Records:
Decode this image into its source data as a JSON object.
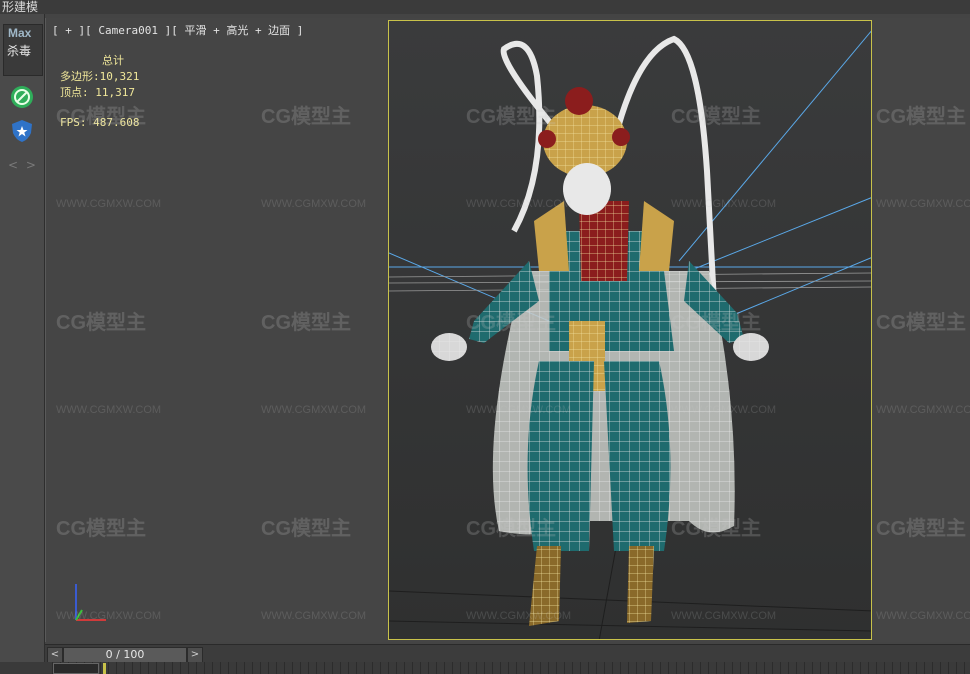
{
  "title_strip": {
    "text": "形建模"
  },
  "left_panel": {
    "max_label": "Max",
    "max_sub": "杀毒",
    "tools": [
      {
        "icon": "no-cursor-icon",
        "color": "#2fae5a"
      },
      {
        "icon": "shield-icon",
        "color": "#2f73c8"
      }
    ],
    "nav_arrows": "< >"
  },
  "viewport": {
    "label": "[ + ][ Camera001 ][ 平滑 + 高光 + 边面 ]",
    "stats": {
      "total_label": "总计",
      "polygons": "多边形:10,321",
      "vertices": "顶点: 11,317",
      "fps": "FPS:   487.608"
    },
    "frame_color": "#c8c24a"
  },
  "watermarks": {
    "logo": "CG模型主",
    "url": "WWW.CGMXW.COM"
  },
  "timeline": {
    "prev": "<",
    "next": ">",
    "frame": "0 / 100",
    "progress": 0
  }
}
...
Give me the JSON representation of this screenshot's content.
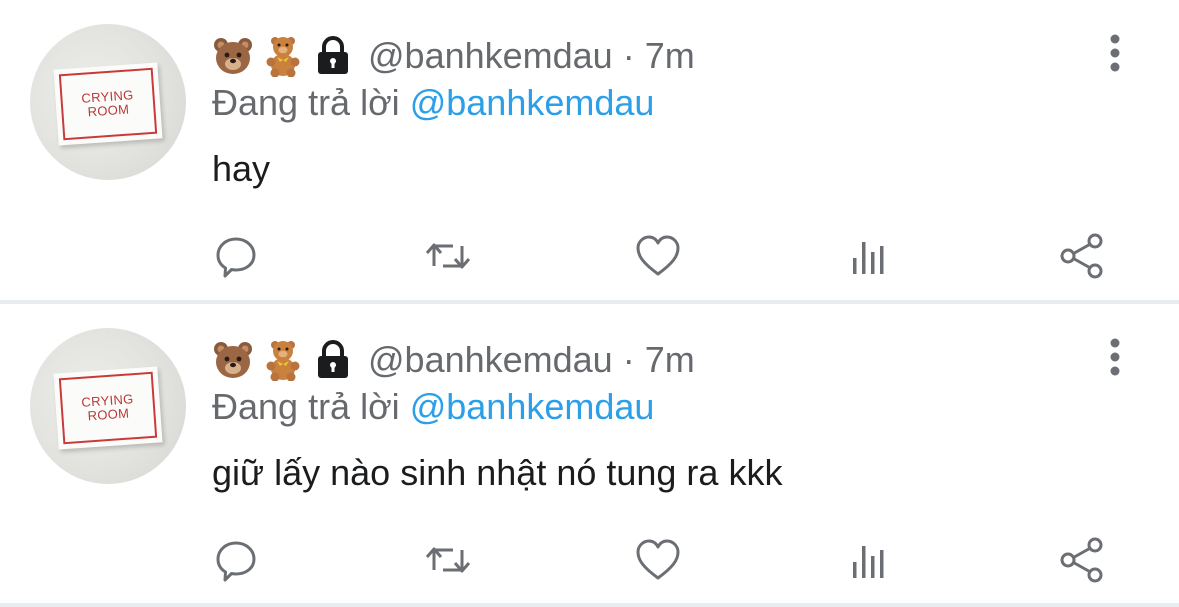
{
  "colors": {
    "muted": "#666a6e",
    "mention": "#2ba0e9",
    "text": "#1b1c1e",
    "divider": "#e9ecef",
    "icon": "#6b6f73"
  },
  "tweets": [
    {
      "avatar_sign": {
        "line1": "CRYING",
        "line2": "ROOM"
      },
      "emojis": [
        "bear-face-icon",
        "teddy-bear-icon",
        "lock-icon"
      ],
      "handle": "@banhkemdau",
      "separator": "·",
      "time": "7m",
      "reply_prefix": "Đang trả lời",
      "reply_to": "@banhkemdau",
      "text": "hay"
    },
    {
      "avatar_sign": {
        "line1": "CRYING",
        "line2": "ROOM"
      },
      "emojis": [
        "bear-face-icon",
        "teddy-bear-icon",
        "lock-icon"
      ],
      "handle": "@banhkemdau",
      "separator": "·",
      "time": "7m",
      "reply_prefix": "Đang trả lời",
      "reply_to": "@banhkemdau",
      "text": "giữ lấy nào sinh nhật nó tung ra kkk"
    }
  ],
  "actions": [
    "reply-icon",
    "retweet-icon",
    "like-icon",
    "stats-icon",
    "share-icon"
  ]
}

WHAT IS REQUIRED » Identify lines with the string "JSON". Copy each one.

EXPECTED ANSWER »
Decode this image into its source data as a JSON object.
Give me the JSON representation of this screenshot's content.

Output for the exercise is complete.